======== Data

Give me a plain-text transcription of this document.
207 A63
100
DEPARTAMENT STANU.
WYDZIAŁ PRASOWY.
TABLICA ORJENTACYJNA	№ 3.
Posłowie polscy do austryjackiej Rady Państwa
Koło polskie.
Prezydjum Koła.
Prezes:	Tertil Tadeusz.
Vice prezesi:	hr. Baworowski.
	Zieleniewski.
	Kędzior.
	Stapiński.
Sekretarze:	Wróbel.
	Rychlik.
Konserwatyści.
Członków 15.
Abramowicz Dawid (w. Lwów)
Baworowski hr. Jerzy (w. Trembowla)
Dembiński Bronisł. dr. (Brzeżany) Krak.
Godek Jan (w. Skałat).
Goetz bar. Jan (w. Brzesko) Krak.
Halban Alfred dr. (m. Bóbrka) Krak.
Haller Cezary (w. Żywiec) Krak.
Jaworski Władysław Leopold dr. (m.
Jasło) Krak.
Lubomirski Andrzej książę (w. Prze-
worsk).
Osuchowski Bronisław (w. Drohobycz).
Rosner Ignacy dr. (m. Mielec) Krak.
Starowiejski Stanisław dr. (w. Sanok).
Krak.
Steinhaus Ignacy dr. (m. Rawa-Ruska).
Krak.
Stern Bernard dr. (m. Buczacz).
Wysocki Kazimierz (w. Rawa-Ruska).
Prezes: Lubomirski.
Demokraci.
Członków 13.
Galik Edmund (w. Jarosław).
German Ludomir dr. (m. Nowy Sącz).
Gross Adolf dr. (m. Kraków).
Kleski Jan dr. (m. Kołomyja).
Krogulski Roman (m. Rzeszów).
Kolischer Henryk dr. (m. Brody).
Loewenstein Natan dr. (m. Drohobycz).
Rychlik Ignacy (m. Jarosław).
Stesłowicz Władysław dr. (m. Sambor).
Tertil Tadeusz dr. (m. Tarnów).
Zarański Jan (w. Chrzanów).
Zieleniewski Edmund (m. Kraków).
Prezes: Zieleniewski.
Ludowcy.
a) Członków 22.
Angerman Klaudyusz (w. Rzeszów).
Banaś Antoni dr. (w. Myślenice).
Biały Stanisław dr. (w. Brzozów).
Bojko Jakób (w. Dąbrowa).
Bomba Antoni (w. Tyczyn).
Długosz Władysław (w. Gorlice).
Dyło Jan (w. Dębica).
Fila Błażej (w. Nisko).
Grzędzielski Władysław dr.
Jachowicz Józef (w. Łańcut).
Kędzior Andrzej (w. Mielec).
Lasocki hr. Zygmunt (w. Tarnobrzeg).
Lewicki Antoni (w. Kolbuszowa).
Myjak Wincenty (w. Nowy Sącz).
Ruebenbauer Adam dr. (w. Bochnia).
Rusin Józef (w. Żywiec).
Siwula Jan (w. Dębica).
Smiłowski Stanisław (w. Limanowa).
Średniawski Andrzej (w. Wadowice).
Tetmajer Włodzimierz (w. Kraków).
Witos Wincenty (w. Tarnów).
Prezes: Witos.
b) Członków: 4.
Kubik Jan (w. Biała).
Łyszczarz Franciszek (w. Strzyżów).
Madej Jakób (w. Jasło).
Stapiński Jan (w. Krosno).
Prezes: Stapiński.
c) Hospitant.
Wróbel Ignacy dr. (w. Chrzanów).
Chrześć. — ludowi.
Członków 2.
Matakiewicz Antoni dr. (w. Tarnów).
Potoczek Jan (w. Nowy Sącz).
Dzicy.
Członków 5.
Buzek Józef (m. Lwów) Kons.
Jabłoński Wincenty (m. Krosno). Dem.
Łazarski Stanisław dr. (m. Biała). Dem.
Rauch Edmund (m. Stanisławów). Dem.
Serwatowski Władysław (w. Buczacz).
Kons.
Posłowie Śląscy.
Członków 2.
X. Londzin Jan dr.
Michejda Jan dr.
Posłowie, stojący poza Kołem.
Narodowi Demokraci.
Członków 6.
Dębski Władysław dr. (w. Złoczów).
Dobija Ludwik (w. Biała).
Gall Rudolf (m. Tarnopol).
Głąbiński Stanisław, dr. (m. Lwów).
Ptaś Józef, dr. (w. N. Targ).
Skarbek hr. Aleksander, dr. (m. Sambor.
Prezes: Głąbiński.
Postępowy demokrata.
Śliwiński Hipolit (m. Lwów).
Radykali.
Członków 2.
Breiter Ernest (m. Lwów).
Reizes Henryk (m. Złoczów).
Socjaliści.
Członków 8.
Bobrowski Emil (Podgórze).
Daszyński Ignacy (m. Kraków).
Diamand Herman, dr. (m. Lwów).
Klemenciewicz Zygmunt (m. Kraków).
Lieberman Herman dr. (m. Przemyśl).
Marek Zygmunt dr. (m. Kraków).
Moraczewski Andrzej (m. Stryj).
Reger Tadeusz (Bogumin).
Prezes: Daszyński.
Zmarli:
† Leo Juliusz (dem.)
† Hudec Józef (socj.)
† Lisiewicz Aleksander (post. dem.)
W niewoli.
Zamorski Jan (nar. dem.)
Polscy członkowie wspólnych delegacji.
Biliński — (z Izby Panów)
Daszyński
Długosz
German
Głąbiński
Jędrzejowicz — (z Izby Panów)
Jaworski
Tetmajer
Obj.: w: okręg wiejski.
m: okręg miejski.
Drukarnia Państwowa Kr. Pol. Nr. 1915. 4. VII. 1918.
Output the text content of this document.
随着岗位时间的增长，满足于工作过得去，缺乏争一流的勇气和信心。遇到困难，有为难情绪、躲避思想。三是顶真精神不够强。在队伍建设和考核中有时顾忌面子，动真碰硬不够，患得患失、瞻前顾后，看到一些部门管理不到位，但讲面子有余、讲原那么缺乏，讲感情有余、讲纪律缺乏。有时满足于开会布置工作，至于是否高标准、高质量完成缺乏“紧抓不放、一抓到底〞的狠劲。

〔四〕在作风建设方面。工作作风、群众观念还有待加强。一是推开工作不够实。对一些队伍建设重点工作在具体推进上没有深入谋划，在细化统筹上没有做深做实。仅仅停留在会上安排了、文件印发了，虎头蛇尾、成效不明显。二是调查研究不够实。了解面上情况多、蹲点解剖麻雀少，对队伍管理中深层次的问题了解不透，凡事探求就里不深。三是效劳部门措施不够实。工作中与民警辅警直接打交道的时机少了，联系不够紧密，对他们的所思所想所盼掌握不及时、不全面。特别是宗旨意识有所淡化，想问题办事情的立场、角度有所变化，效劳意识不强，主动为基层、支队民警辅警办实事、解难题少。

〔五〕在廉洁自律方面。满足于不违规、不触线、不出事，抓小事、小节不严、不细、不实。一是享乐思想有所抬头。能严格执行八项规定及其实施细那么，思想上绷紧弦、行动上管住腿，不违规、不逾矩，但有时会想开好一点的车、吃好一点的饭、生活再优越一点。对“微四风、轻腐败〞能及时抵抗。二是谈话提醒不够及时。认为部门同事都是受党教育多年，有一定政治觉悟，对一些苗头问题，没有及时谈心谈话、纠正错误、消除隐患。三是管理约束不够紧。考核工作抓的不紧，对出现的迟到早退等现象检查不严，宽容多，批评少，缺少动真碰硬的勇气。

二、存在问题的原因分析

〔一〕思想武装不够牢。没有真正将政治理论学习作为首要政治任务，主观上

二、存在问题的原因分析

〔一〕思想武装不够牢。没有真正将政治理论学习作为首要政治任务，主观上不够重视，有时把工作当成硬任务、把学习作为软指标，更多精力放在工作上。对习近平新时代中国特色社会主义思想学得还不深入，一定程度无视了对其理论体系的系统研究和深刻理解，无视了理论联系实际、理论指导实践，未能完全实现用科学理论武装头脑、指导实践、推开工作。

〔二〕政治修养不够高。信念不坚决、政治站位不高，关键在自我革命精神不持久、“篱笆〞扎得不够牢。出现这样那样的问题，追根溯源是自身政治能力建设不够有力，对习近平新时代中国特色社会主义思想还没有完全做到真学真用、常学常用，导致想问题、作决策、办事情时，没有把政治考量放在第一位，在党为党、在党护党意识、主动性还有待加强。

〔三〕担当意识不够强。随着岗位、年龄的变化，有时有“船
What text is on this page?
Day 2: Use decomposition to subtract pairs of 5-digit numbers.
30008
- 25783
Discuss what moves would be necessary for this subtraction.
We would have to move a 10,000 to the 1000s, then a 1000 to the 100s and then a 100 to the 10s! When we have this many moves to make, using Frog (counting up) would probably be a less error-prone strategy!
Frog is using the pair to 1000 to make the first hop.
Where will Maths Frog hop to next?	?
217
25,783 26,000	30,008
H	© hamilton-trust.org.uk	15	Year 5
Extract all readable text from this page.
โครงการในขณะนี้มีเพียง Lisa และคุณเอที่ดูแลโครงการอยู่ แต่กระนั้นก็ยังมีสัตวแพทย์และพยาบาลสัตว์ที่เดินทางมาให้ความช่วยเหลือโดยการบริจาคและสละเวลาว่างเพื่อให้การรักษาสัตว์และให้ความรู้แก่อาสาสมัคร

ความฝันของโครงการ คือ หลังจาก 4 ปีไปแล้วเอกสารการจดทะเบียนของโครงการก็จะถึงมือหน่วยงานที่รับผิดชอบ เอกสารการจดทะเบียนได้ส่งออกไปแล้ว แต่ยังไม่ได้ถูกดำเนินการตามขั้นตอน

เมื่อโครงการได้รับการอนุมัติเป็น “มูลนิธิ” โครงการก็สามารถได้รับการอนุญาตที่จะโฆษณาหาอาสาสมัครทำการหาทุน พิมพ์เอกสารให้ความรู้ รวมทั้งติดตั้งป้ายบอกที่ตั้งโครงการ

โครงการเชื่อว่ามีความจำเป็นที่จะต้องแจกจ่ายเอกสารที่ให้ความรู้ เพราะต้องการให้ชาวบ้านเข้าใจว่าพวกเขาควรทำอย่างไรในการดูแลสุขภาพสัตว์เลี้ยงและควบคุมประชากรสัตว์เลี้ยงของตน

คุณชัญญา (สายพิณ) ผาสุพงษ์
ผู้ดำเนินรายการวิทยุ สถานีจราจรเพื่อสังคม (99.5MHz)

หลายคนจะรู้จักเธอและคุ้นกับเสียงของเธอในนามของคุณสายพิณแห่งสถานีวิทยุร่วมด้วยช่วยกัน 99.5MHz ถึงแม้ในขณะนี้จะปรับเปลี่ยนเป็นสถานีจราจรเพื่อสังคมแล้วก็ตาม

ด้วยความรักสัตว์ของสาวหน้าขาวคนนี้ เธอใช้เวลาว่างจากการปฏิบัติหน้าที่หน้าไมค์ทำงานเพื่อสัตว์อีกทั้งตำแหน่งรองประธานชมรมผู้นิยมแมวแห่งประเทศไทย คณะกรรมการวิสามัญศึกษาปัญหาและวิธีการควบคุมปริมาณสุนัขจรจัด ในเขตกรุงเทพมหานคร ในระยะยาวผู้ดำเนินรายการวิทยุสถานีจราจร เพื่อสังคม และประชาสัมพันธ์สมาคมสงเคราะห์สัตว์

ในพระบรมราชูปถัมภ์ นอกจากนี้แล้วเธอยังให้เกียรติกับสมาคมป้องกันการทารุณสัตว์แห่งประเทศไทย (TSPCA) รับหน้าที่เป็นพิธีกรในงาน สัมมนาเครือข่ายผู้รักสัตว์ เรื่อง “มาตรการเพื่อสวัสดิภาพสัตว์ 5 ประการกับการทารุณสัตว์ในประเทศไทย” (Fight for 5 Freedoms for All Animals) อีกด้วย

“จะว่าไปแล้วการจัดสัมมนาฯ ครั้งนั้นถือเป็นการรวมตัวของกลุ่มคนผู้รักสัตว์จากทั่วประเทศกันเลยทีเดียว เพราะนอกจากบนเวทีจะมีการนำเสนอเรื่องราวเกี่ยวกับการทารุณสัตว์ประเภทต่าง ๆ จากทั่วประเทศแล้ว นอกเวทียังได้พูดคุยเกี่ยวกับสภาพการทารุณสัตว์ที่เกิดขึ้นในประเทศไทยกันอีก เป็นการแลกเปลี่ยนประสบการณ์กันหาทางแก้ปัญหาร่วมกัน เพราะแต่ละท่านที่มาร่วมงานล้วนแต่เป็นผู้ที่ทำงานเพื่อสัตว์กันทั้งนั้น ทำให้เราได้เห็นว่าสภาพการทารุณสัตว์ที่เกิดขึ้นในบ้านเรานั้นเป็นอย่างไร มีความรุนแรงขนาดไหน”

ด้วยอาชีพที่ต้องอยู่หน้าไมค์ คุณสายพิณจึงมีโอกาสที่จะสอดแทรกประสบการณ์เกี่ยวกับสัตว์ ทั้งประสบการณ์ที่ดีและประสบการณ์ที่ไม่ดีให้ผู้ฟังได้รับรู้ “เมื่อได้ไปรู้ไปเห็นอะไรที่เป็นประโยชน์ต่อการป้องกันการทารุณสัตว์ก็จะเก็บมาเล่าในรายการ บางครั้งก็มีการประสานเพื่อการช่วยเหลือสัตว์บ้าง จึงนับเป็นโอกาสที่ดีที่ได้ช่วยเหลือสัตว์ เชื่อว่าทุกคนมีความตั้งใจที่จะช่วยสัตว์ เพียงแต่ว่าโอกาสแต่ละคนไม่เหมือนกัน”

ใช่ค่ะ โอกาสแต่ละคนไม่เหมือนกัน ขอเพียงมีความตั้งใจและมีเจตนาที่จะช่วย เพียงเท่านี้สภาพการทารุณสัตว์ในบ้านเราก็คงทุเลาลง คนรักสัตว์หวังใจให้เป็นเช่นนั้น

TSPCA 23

================

**Problem to solve:**
Go over the data above and copy every line that has the word "TSPCA" in it.

**Completed task:**
ในพระบรมราชูปถัมภ์ นอกจากนี้แล้วเธอยังให้เกียรติกับสมาคมป้องกันการทารุณสัตว์แห่งประเทศไทย (TSPCA) รับหน้าที่เป็นพิธีกรในงาน สัมมนาเครือข่ายผู้รักสัตว์ เรื่อง “มาตรการเพื่อสวัสดิภาพสัตว์ 5 ประการกับการทารุณสัตว์ในประเทศไทย” (Fight for 5 Freedoms for All Animals) อีกด้วย
TSPCA 23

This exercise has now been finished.